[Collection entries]
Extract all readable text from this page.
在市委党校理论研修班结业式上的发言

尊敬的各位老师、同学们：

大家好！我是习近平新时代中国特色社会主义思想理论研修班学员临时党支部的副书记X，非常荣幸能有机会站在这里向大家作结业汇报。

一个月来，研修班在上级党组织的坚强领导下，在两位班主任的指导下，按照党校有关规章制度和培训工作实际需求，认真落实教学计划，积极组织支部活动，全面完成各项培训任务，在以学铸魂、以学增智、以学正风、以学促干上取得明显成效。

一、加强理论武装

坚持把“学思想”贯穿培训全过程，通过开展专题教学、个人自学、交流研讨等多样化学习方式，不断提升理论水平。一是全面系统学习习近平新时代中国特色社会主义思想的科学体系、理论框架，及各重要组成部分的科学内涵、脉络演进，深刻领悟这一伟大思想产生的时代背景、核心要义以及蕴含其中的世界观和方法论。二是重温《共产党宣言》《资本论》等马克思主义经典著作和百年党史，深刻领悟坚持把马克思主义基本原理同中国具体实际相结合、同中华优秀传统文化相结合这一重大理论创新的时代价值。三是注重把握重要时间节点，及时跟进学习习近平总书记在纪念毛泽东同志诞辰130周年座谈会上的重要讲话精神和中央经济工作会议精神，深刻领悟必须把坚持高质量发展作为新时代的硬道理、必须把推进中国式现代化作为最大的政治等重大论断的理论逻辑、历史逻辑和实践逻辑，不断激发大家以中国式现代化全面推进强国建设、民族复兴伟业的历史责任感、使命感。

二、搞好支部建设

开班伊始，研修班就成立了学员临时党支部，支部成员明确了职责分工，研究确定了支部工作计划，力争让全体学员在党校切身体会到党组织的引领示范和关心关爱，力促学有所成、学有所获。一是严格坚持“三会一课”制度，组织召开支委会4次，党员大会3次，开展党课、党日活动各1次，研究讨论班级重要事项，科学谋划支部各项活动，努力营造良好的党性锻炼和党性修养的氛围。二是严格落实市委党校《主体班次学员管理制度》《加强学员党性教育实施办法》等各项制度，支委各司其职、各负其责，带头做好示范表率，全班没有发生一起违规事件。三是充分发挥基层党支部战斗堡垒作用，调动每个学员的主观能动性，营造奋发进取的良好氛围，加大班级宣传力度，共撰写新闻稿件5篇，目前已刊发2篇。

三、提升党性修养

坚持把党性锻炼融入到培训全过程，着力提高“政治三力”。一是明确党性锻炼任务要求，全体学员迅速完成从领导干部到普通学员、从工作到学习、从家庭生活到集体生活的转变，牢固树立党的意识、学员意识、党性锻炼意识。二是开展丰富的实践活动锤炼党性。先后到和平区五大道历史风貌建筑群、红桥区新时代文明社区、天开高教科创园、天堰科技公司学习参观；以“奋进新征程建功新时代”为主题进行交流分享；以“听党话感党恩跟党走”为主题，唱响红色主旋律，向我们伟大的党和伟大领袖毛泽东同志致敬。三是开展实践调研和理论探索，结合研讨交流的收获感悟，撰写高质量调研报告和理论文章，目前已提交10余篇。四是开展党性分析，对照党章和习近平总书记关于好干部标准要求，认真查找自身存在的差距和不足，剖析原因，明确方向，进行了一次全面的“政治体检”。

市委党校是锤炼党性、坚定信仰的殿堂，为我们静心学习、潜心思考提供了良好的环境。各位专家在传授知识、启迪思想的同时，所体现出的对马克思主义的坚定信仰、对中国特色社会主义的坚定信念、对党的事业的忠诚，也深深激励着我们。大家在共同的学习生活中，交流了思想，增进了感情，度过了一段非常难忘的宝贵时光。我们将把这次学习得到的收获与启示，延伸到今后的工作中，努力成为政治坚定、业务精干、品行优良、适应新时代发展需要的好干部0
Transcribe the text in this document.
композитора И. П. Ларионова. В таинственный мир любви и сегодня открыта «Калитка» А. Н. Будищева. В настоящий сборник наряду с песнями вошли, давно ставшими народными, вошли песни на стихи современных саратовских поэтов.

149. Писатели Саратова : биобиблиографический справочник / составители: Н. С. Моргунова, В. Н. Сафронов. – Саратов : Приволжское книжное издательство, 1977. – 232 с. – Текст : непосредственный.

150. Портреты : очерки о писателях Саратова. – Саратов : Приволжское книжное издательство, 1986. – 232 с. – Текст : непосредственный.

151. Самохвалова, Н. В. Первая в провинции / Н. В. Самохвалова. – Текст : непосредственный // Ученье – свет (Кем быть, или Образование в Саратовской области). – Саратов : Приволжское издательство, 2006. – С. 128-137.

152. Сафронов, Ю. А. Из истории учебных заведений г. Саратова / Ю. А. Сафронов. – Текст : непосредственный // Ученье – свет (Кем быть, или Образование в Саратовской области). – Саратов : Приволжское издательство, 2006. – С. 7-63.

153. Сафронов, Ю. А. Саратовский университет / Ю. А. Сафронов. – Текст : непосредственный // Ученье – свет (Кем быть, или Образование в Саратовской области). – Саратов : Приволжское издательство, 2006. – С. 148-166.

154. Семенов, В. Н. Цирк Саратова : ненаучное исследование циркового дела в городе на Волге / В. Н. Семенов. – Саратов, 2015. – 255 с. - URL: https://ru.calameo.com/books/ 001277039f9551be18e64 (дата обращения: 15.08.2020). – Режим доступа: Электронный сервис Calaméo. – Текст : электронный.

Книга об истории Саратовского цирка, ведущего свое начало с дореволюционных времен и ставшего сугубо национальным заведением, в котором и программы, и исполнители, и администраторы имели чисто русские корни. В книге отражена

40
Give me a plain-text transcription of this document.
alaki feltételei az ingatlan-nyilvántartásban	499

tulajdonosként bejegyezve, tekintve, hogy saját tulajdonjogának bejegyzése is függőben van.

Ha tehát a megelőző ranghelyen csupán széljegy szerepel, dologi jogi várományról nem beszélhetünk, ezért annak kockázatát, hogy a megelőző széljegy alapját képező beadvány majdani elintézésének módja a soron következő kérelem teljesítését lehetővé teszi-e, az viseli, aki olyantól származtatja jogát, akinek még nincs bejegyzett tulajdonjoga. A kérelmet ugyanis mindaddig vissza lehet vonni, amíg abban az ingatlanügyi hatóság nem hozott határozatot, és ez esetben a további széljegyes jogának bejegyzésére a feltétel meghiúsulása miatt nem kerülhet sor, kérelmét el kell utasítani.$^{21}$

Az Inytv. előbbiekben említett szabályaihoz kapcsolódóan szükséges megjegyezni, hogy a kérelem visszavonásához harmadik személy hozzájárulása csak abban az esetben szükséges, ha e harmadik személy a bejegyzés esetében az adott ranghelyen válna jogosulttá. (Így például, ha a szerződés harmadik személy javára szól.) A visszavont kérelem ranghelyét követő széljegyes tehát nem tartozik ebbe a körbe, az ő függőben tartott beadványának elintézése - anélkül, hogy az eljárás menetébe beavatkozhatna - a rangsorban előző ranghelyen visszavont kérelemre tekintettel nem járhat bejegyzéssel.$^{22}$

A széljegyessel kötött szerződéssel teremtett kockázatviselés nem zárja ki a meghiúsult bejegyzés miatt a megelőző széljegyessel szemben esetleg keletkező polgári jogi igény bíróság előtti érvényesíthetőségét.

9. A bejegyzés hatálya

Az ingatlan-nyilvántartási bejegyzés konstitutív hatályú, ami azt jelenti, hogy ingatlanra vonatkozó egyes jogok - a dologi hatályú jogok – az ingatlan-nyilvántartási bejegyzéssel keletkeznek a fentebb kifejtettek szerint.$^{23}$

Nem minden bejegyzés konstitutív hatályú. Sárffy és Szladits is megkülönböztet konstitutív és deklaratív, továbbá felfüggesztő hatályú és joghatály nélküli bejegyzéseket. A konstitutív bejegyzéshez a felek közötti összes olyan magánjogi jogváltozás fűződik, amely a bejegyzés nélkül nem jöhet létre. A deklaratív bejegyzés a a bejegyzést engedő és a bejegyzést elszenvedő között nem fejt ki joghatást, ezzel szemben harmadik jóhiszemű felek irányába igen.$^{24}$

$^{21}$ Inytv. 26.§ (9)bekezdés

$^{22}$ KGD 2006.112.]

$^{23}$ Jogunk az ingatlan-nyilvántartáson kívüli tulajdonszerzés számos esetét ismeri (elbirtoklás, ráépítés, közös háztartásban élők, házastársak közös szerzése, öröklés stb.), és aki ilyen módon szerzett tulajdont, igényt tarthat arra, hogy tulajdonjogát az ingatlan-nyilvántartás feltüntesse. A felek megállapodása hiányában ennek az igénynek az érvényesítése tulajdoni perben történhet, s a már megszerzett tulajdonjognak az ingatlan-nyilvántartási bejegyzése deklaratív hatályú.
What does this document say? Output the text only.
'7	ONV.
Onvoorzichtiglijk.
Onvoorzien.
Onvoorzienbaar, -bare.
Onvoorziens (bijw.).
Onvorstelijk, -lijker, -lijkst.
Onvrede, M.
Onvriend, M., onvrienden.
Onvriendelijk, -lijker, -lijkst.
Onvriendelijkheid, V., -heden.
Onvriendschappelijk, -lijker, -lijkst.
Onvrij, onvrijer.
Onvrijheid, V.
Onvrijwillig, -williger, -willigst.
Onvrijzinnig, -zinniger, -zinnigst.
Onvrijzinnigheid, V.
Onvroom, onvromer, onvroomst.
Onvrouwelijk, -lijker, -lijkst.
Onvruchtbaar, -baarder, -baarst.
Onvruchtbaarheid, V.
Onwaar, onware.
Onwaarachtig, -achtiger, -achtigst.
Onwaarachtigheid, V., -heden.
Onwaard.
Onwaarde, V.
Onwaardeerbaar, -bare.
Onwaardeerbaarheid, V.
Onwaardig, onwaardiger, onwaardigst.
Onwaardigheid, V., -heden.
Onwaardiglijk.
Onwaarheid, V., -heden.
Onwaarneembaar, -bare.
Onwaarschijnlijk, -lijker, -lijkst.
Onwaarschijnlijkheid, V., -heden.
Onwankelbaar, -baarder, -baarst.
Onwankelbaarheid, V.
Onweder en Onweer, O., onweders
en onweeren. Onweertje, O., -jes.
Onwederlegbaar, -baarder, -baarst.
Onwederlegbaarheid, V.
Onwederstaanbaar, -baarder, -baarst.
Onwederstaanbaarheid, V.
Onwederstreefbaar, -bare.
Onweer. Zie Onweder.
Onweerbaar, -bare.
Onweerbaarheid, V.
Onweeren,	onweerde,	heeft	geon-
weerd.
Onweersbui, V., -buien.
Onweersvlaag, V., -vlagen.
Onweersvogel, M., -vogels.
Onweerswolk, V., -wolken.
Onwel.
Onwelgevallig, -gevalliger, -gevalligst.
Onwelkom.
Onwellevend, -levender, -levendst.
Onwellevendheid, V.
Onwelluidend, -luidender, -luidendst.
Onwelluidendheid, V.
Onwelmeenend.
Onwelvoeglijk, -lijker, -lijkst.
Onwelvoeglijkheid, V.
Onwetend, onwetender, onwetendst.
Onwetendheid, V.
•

Task brief | Locate the line that contains "What does this". Repeat it and every line after it, up to and including the final line, exactly.

Solution to this problem |
What does this document say? Output the text only.
'7	ONV.
Onvoorzichtiglijk.
Onvoorzien.
Onvoorzienbaar, -bare.
Onvoorziens (bijw.).
Onvorstelijk, -lijker, -lijkst.
Onvrede, M.
Onvriend, M., onvrienden.
Onvriendelijk, -lijker, -lijkst.
Onvriendelijkheid, V., -heden.
Onvriendschappelijk, -lijker, -lijkst.
Onvrij, onvrijer.
Onvrijheid, V.
Onvrijwillig, -williger, -willigst.
Onvrijzinnig, -zinniger, -zinnigst.
Onvrijzinnigheid, V.
Onvroom, onvromer, onvroomst.
Onvrouwelijk, -lijker, -lijkst.
Onvruchtbaar, -baarder, -baarst.
Onvruchtbaarheid, V.
Onwaar, onware.
Onwaarachtig, -achtiger, -achtigst.
Onwaarachtigheid, V., -heden.
Onwaard.
Onwaarde, V.
Onwaardeerbaar, -bare.
Onwaardeerbaarheid, V.
Onwaardig, onwaardiger, onwaardigst.
Onwaardigheid, V., -heden.
Onwaardiglijk.
Onwaarheid, V., -heden.
Onwaarneembaar, -bare.
Onwaarschijnlijk, -lijker, -lijkst.
Onwaarschijnlijkheid, V., -heden.
Onwankelbaar, -baarder, -baarst.
Onwankelbaarheid, V.
Onweder en Onweer, O., onweders
en onweeren. Onweertje, O., -jes.
Onwederlegbaar, -baarder, -baarst.
Onwederlegbaarheid, V.
Onwederstaanbaar, -baarder, -baarst.
Onwederstaanbaarheid, V.
Onwederstreefbaar, -bare.
Onweer. Zie Onweder.
Onweerbaar, -bare.
Onweerbaarheid, V.
Onweeren,	onweerde,	heeft	geon-
weerd.
Onweersbui, V., -buien.
Onweersvlaag, V., -vlagen.
Onweersvogel, M., -vogels.
Onweerswolk, V., -wolken.
Onwel.
Onwelgevallig, -gevalliger, -gevalligst.
Onwelkom.
Onwellevend, -levender, -levendst.
Onwellevendheid, V.
Onwelluidend, -luidender, -luidendst.
Onwelluidendheid, V.
Onwelmeenend.
Onwelvoeglijk, -lijker, -lijkst.
Onwelvoeglijkheid, V.
Onwetend, onwetender, onwetendst.
Onwetendheid, V.
•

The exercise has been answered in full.